BEGIN Record extracts
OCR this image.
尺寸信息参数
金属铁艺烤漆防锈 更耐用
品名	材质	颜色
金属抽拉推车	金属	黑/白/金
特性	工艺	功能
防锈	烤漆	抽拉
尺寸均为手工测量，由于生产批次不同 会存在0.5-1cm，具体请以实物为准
END Record extracts
» Job
Each entry above is to be printed again exactly.

» Answer in full
OCR this image.
尺寸信息参数
金属铁艺烤漆防锈 更耐用
品名	材质	颜色
金属抽拉推车	金属	黑/白/金
特性	工艺	功能
防锈	烤漆	抽拉
尺寸均为手工测量，由于生产批次不同 会存在0.5-1cm，具体请以实物为准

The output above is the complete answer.